Extracted data entries:
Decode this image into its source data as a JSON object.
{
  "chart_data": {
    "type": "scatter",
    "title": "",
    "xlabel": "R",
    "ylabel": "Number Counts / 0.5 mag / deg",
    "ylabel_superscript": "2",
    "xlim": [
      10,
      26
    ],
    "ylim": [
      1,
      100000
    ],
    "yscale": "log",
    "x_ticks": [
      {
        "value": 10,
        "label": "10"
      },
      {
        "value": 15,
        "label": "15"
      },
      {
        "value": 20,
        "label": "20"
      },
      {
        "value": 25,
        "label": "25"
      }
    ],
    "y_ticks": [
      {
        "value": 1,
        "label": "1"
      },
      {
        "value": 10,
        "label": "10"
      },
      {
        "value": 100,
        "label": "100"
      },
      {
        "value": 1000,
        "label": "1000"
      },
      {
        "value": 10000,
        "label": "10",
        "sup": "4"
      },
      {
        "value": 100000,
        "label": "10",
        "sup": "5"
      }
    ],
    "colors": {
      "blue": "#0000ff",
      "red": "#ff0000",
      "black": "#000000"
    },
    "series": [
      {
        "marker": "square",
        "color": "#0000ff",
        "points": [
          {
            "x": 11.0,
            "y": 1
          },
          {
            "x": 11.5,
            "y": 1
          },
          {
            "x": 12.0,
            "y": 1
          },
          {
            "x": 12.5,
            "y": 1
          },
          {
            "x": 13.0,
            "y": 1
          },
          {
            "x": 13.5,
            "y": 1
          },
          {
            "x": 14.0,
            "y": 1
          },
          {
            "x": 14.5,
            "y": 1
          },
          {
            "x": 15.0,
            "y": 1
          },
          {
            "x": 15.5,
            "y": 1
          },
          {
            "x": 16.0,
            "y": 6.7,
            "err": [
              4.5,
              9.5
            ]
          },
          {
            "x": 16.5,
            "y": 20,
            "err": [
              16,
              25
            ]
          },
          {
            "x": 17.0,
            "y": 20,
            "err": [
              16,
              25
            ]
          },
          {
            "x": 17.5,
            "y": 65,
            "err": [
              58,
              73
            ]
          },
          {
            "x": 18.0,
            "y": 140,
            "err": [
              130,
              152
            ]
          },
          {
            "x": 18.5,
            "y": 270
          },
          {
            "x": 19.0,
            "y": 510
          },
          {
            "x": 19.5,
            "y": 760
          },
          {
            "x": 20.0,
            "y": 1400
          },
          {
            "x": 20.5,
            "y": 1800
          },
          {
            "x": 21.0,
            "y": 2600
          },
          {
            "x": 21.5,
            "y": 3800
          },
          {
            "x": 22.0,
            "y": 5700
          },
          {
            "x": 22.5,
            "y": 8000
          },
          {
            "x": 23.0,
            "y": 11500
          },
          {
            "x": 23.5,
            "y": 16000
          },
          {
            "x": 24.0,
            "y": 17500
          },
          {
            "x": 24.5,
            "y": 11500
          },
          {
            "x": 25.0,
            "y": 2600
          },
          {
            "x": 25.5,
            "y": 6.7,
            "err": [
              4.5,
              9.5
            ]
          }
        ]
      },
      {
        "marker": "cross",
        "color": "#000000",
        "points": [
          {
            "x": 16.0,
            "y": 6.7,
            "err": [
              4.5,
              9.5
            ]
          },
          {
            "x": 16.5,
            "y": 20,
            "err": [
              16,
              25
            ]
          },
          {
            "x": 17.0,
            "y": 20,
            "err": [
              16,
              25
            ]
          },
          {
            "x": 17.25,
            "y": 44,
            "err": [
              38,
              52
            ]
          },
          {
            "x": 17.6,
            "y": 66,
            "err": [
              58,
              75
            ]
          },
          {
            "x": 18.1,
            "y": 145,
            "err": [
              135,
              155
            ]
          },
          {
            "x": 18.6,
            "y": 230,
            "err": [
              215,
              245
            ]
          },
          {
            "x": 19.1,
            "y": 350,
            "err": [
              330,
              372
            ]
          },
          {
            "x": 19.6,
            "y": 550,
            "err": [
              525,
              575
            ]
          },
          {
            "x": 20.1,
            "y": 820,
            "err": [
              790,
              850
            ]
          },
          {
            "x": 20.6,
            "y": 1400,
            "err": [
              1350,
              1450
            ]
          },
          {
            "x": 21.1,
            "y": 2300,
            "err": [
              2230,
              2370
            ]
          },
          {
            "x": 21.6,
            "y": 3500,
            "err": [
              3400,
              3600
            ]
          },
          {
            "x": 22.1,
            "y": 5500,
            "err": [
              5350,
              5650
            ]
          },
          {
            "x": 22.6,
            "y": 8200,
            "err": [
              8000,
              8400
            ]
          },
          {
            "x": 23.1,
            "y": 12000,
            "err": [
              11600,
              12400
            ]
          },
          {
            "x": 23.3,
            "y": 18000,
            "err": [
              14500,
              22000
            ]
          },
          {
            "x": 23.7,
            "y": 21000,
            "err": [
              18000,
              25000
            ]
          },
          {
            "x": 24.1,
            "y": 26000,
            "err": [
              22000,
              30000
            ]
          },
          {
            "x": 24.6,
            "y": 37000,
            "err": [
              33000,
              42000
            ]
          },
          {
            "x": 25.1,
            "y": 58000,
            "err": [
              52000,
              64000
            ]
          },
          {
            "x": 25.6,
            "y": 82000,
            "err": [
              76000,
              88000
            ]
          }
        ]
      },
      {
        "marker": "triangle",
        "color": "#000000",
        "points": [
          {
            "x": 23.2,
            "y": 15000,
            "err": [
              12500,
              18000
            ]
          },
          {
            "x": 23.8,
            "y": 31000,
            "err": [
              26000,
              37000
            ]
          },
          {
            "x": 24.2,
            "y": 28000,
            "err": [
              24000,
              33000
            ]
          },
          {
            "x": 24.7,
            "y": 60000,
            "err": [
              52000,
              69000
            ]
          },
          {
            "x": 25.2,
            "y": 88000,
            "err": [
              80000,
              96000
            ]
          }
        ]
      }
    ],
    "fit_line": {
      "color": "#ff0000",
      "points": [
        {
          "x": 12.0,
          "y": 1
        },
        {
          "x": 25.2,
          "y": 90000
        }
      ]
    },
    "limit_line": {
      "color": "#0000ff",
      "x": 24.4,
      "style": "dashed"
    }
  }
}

:: Task prompt ::
Pull out the lines above in which the word "value" appears.

:: Reply ::
        "value": 10,
        "value": 15,
        "value": 20,
        "value": 25,
        "value": 1,
        "value": 10,
        "value": 100,
        "value": 1000,
        "value": 10000,
        "value": 100000,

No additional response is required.